### Отрывок для чтения:
# # # #
Принявшись устраивать вторую свою всемирную выставку, французы решили, что тут у них будет много такого, чего прежде никогда не бывало на всемирных выставках. Выдвинули вперед множество всяких затей internationales: здесь была и стрельба internationale в цель, и игра в шахматы internationale, и гонка судов internationale, и разные иные диковинки. Но все еще казалось мало. Перебирая в голове, что бы еще новое прибавить к прежним программам, французы вдруг вспомнили музыку: «А музыка-то, музыка! Что же мы ее-то позабыли? А ведь какой отличный новый сюжет — еще никто не пробовал!» И вот блестящая мысль пошла в ход, французы были в восхищении.

Но тотчас же представился вопрос: в чем будет состоять всемирная выставка по части музыки, будет ли это выставка сочинителей или выставка исполнителей? Кто и в чем должен будет тут состязаться: композиторы ли, или музыканты-исполнители? — Пусть будет и то, и другое, с живостью отвечала вся императорская комиссия. Исполнители — своим чередом, пусть поют, играют на скрипках, валторнах и литаврах, но пусть непременно состязаются и композиторы. Так на этом и порешили, и, конечно, каждый из членов комиссии про себя говорил, что вот теперь-то, наконец, всемирная выставка уже решительно становится похожа на собрание олимпийских игр: древняя Греция и Рим всегда ведь шевелятся в глубине всякого французского воображения.

Но мудрено было сзывать в Париж обыкновенные концертные или театральные оркестры: как остановить театры по целой Европе? Да сверх того, многие из лучших театров — частное предприятие, поминутно меняющее и хозяев, и состав свой. А потому и пришлось остановиться на одних военных оркестрах — их везде много, им стоит только получить приказ, и они отправятся куда угодно, не затруднив никакого дела.
# # # #
### Извлечённые записи:

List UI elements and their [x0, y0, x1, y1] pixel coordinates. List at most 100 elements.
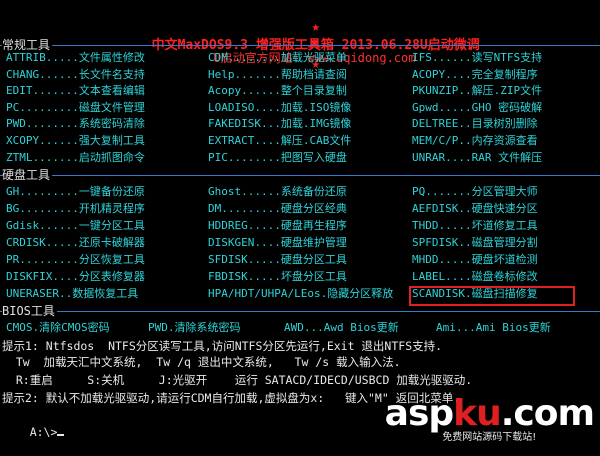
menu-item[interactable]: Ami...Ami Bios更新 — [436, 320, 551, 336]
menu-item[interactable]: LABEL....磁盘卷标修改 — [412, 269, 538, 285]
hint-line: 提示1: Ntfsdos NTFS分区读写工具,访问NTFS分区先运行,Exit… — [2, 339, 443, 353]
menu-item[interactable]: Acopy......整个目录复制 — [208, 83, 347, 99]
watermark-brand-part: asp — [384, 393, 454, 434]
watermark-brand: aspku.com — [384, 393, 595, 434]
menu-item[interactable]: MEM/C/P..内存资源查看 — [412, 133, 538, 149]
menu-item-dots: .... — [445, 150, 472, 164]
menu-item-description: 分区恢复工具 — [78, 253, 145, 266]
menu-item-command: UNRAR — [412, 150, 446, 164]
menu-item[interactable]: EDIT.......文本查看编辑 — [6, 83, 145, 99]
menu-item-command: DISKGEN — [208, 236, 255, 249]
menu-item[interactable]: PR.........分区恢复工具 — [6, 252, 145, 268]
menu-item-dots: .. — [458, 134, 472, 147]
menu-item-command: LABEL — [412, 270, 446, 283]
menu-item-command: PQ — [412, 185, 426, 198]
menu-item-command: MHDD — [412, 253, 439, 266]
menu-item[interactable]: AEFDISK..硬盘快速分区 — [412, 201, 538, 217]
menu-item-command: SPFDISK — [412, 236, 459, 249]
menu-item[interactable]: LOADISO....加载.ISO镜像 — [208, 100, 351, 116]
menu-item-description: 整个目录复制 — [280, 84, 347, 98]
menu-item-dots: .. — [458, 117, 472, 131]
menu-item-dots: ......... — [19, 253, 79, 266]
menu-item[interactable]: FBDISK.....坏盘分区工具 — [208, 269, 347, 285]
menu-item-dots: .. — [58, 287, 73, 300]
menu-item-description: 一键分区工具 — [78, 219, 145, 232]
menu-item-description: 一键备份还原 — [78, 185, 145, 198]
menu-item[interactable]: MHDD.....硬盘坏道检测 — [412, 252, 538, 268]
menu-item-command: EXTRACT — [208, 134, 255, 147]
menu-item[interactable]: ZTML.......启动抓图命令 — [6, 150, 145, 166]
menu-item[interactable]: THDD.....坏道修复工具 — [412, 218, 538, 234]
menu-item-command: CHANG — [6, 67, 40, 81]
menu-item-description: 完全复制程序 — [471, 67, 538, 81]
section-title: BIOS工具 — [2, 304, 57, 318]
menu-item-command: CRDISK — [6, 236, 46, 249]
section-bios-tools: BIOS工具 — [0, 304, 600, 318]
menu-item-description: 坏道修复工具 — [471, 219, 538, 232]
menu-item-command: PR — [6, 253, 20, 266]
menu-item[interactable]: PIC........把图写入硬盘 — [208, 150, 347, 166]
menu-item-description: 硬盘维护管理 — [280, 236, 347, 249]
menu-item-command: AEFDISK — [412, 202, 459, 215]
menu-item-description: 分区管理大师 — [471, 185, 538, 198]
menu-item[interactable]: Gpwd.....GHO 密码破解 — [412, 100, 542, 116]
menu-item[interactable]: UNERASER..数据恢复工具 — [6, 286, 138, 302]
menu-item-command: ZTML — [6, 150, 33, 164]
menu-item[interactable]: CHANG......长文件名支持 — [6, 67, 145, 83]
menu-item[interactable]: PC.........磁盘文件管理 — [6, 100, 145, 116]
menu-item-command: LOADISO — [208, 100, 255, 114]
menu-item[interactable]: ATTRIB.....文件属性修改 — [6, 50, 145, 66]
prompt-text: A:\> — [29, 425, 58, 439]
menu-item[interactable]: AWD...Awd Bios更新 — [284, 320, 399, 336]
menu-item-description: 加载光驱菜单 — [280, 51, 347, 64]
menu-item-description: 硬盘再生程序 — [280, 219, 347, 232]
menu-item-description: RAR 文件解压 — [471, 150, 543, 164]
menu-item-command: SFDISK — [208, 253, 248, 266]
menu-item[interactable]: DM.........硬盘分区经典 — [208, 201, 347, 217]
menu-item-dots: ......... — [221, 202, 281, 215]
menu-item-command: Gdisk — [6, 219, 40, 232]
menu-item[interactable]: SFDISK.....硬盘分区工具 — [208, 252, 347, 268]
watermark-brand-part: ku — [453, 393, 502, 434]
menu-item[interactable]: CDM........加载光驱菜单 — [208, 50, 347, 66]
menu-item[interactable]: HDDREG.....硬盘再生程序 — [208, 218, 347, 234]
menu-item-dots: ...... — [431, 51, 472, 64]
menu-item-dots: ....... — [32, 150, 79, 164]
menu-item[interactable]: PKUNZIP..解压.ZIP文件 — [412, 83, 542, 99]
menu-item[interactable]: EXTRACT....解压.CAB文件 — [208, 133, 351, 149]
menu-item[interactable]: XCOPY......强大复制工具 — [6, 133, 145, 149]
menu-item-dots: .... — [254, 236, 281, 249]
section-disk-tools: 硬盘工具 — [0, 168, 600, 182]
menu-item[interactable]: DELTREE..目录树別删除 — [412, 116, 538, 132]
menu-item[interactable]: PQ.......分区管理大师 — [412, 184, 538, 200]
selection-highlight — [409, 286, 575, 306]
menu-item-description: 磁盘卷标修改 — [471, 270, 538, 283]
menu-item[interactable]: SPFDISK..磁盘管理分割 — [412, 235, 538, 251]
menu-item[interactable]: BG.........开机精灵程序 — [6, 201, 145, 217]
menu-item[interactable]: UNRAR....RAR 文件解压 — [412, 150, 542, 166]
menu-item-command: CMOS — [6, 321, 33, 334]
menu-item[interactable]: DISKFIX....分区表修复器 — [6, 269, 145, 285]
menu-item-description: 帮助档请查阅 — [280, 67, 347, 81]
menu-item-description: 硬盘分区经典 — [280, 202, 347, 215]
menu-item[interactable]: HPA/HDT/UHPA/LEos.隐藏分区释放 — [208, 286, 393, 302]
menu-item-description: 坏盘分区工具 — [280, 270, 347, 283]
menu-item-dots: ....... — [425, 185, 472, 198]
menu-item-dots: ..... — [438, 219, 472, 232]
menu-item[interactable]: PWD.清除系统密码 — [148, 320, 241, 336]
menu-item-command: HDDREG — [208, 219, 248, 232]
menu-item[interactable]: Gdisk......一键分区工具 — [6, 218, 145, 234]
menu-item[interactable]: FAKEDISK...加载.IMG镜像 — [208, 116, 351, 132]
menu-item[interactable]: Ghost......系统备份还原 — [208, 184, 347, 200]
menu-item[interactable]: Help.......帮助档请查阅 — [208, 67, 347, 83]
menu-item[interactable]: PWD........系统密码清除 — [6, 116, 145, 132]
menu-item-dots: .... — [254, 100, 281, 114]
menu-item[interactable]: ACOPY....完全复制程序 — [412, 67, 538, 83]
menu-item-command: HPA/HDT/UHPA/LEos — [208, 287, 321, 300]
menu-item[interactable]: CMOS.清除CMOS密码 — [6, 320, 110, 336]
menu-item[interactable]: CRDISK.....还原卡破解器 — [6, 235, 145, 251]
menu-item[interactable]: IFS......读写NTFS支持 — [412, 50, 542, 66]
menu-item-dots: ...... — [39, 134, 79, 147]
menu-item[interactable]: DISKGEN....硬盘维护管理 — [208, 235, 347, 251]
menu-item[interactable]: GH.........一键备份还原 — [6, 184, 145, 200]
# # # #
### Задачи:
• A. Ответьте по отрывку для чтения на вопросы. Каждый ответ дайте с новой строки с той же пометкой.
(i) Какие затеи internationales названы в тексте?
(ii) Кому, по решению императорской комиссии, предстояло состязаться на музыкальной выставке?
(iii) На каких оркестрах в итоге пришлось остановиться?
• B. Переведите на английский язык предложение из отрывка для чтения: «А потому и пришлось остановиться на одних военных оркестрах — их везде много, им стоит только получить приказ, и они отправятся куда угодно, не затруднив никакого дела».
• C. Перепишите дословно из отрывка для чтения всё, начиная со слов «Но тотчас же» и вниз до слов «всякого французского воображения.» включительно.
Записи здесь никакой роли не играют.

### Ожидаемые результаты:
• A.
(i) Стрельба в цель, игра в шахматы и гонка судов.
(ii) И исполнителям, и композиторам.
(iii) На одних военных оркестрах.

• B. And so they had to settle on military bands alone: there are plenty of them everywhere, they need only receive an order, and they will go anywhere without holding up any business.

• C.
Но тотчас же представился вопрос: в чем будет состоять всемирная выставка по части музыки, будет ли это выставка сочинителей или выставка исполнителей? Кто и в чем должен будет тут состязаться: композиторы ли, или музыканты-исполнители? — Пусть будет и то, и другое, с живостью отвечала вся императорская комиссия. Исполнители — своим чередом, пусть поют, играют на скрипках, валторнах и литаврах, но пусть непременно состязаются и композиторы. Так на этом и порешили, и, конечно, каждый из членов комиссии про себя говорил, что вот теперь-то, наконец, всемирная выставка уже решительно становится похожа на собрание олимпийских игр: древняя Греция и Рим всегда ведь шевелятся в глубине всякого французского воображения.